_EXERCISE OBJECTIVE_:
Substitute "motion-dot" for every "point-light-dot" in the listing, starting at the line that has "Detect and localize" and stopping after the line that has "point-light-dot bbox=[790, 484, 804, 498]". Return only those lines, with nothing else changed.

(Region and label listings)
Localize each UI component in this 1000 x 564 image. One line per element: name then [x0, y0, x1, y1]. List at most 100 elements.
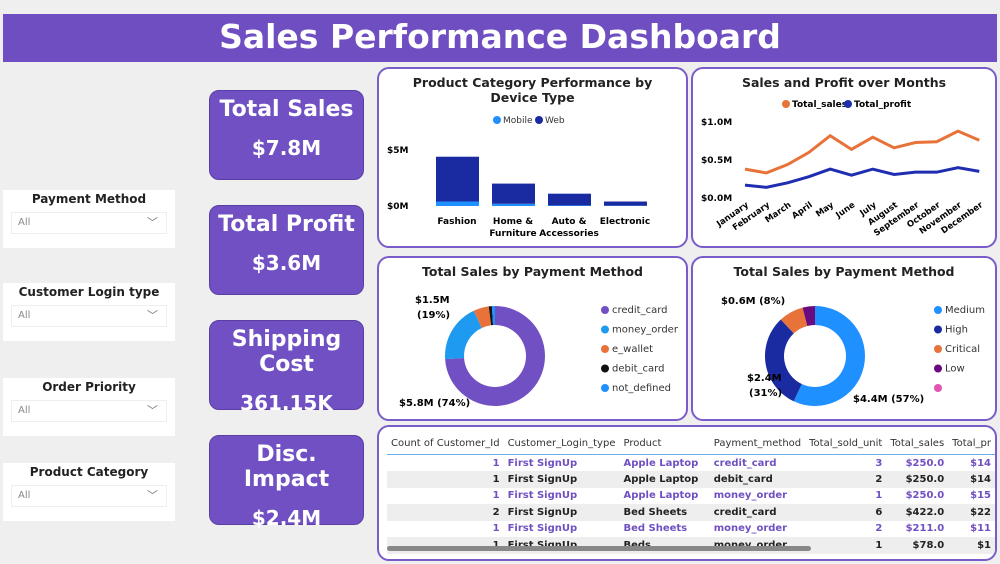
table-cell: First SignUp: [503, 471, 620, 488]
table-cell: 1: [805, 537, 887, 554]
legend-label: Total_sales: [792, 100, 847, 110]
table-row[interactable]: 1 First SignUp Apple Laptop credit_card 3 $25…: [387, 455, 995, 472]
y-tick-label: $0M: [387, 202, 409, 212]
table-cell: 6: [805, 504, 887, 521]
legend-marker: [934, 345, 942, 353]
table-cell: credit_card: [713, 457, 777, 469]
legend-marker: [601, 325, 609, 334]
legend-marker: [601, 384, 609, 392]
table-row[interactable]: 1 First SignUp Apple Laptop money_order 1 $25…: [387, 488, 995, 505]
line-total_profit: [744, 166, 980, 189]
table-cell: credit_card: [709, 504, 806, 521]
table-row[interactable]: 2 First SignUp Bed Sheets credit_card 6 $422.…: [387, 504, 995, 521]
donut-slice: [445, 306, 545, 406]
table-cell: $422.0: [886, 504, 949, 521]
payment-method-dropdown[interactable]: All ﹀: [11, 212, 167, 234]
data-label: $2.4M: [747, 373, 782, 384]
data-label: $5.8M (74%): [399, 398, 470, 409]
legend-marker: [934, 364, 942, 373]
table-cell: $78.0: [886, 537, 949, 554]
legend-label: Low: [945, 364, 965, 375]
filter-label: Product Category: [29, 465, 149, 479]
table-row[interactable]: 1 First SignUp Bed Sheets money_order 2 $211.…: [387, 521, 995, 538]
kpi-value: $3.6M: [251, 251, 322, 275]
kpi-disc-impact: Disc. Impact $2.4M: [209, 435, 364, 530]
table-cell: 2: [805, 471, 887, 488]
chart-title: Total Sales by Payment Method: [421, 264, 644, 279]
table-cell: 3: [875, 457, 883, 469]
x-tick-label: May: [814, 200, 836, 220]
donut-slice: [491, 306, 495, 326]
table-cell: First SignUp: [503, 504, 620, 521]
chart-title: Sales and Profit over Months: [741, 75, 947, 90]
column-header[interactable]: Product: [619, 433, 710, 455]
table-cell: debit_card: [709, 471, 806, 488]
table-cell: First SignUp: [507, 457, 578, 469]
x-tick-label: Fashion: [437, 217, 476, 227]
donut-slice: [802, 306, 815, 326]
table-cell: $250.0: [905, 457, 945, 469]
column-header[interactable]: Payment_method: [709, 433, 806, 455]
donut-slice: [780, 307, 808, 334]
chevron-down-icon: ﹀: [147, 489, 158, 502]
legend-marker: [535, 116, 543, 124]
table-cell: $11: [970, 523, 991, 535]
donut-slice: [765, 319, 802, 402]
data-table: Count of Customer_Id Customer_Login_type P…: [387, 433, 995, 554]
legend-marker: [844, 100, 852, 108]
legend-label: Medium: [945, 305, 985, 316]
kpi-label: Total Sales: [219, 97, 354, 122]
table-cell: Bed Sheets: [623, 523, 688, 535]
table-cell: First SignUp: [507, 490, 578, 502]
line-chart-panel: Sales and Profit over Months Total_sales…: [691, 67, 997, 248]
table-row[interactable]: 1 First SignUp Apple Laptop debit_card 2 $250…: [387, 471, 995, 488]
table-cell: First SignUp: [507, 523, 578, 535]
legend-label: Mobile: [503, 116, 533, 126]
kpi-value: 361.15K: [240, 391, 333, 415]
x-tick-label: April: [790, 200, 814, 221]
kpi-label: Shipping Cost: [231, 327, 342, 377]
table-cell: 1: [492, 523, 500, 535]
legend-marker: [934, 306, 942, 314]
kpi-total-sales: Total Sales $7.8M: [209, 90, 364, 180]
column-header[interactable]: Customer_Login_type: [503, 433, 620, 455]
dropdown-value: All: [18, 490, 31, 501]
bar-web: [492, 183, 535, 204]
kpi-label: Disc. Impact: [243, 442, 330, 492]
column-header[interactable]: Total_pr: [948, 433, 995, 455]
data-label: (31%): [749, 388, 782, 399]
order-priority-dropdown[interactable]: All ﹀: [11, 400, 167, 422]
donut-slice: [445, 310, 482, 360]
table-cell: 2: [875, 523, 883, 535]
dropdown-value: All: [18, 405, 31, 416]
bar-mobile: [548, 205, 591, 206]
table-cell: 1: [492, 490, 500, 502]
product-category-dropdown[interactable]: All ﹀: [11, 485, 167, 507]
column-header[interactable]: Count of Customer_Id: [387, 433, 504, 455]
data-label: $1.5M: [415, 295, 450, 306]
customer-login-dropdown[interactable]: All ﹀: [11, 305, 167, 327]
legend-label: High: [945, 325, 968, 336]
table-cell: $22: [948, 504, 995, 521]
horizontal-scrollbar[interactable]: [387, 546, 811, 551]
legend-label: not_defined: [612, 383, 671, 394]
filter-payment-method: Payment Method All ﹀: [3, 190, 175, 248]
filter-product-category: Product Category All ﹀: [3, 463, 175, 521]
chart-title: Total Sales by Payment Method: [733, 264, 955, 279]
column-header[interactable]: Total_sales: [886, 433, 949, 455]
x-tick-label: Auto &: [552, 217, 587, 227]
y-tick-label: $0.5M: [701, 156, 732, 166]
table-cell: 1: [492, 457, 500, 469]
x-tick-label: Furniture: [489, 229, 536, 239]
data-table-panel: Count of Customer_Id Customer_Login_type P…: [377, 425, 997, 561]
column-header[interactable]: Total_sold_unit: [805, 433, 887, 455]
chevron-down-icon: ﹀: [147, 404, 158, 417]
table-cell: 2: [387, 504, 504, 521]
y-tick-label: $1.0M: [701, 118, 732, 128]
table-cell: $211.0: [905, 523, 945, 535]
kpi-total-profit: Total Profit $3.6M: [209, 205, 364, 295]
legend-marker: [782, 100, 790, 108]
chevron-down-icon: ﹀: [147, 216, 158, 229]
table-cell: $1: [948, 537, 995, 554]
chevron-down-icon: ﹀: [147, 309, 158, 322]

---

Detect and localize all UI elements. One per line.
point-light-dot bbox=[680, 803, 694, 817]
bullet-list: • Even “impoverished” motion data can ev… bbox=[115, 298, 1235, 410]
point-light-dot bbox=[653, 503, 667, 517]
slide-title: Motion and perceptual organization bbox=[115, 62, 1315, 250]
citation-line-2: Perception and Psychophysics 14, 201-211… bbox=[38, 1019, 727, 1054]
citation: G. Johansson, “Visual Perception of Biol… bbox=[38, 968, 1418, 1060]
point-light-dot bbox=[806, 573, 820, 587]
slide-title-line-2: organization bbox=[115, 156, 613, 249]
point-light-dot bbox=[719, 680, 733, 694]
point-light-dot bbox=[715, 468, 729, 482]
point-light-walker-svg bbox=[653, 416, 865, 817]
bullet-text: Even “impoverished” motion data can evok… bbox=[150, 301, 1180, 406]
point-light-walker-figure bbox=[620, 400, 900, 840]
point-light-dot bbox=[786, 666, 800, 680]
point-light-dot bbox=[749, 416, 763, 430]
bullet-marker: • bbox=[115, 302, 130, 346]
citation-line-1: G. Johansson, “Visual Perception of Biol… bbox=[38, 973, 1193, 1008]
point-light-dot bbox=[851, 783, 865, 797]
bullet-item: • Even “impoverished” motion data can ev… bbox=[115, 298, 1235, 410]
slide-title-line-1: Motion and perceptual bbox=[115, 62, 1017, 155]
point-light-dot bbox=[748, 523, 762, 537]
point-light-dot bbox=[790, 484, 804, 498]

_TASK RESULT_:
Detect and localize all UI elements. One per line.
motion-dot bbox=[680, 803, 694, 817]
bullet-list: • Even “impoverished” motion data can ev… bbox=[115, 298, 1235, 410]
motion-dot bbox=[653, 503, 667, 517]
slide-title: Motion and perceptual organization bbox=[115, 62, 1315, 250]
citation-line-2: Perception and Psychophysics 14, 201-211… bbox=[38, 1019, 727, 1054]
citation: G. Johansson, “Visual Perception of Biol… bbox=[38, 968, 1418, 1060]
motion-dot bbox=[806, 573, 820, 587]
slide-title-line-2: organization bbox=[115, 156, 613, 249]
motion-dot bbox=[719, 680, 733, 694]
motion-dot bbox=[715, 468, 729, 482]
point-light-walker-svg bbox=[653, 416, 865, 817]
bullet-text: Even “impoverished” motion data can evok… bbox=[150, 301, 1180, 406]
point-light-walker-figure bbox=[620, 400, 900, 840]
motion-dot bbox=[786, 666, 800, 680]
motion-dot bbox=[749, 416, 763, 430]
bullet-marker: • bbox=[115, 302, 130, 346]
citation-line-1: G. Johansson, “Visual Perception of Biol… bbox=[38, 973, 1193, 1008]
motion-dot bbox=[851, 783, 865, 797]
bullet-item: • Even “impoverished” motion data can ev… bbox=[115, 298, 1235, 410]
slide-title-line-1: Motion and perceptual bbox=[115, 62, 1017, 155]
motion-dot bbox=[748, 523, 762, 537]
motion-dot bbox=[790, 484, 804, 498]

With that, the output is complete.